====== Records shown ======

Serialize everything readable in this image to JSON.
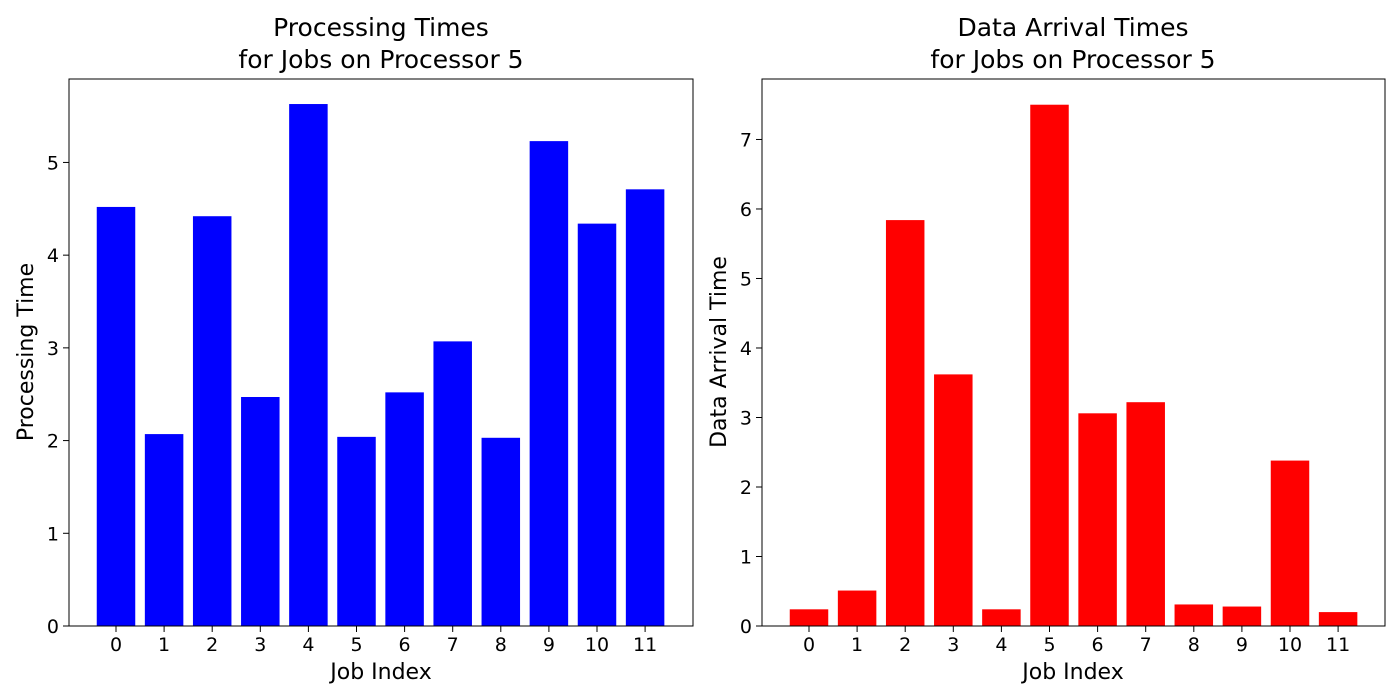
{
  "chart_data": [
    {
      "type": "bar",
      "title_line1": "Processing Times",
      "title_line2": "for Jobs on Processor 5",
      "xlabel": "Job Index",
      "ylabel": "Processing Time",
      "categories": [
        "0",
        "1",
        "2",
        "3",
        "4",
        "5",
        "6",
        "7",
        "8",
        "9",
        "10",
        "11"
      ],
      "values": [
        4.52,
        2.07,
        4.42,
        2.47,
        5.63,
        2.04,
        2.52,
        3.07,
        2.03,
        5.23,
        4.34,
        4.71
      ],
      "ylim": [
        0,
        5.9
      ],
      "yticks": [
        0,
        1,
        2,
        3,
        4,
        5
      ],
      "color": "#0000ff",
      "grid": false,
      "legend": false
    },
    {
      "type": "bar",
      "title_line1": "Data Arrival Times",
      "title_line2": "for Jobs on Processor 5",
      "xlabel": "Job Index",
      "ylabel": "Data Arrival Time",
      "categories": [
        "0",
        "1",
        "2",
        "3",
        "4",
        "5",
        "6",
        "7",
        "8",
        "9",
        "10",
        "11"
      ],
      "values": [
        0.24,
        0.51,
        5.84,
        3.62,
        0.24,
        7.5,
        3.06,
        3.22,
        0.31,
        0.28,
        2.38,
        0.2
      ],
      "ylim": [
        0,
        7.87
      ],
      "yticks": [
        0,
        1,
        2,
        3,
        4,
        5,
        6,
        7
      ],
      "color": "#ff0000",
      "grid": false,
      "legend": false
    }
  ]
}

======

- Objective -
From the data above, write out everything exactly except the pictures.

- Answer -
Serialize everything readable in this image to JSON.
{
  "chart_data": [
    {
      "type": "bar",
      "title_line1": "Processing Times",
      "title_line2": "for Jobs on Processor 5",
      "xlabel": "Job Index",
      "ylabel": "Processing Time",
      "categories": [
        "0",
        "1",
        "2",
        "3",
        "4",
        "5",
        "6",
        "7",
        "8",
        "9",
        "10",
        "11"
      ],
      "values": [
        4.52,
        2.07,
        4.42,
        2.47,
        5.63,
        2.04,
        2.52,
        3.07,
        2.03,
        5.23,
        4.34,
        4.71
      ],
      "ylim": [
        0,
        5.9
      ],
      "yticks": [
        0,
        1,
        2,
        3,
        4,
        5
      ],
      "color": "#0000ff",
      "grid": false,
      "legend": false
    },
    {
      "type": "bar",
      "title_line1": "Data Arrival Times",
      "title_line2": "for Jobs on Processor 5",
      "xlabel": "Job Index",
      "ylabel": "Data Arrival Time",
      "categories": [
        "0",
        "1",
        "2",
        "3",
        "4",
        "5",
        "6",
        "7",
        "8",
        "9",
        "10",
        "11"
      ],
      "values": [
        0.24,
        0.51,
        5.84,
        3.62,
        0.24,
        7.5,
        3.06,
        3.22,
        0.31,
        0.28,
        2.38,
        0.2
      ],
      "ylim": [
        0,
        7.87
      ],
      "yticks": [
        0,
        1,
        2,
        3,
        4,
        5,
        6,
        7
      ],
      "color": "#ff0000",
      "grid": false,
      "legend": false
    }
  ]
}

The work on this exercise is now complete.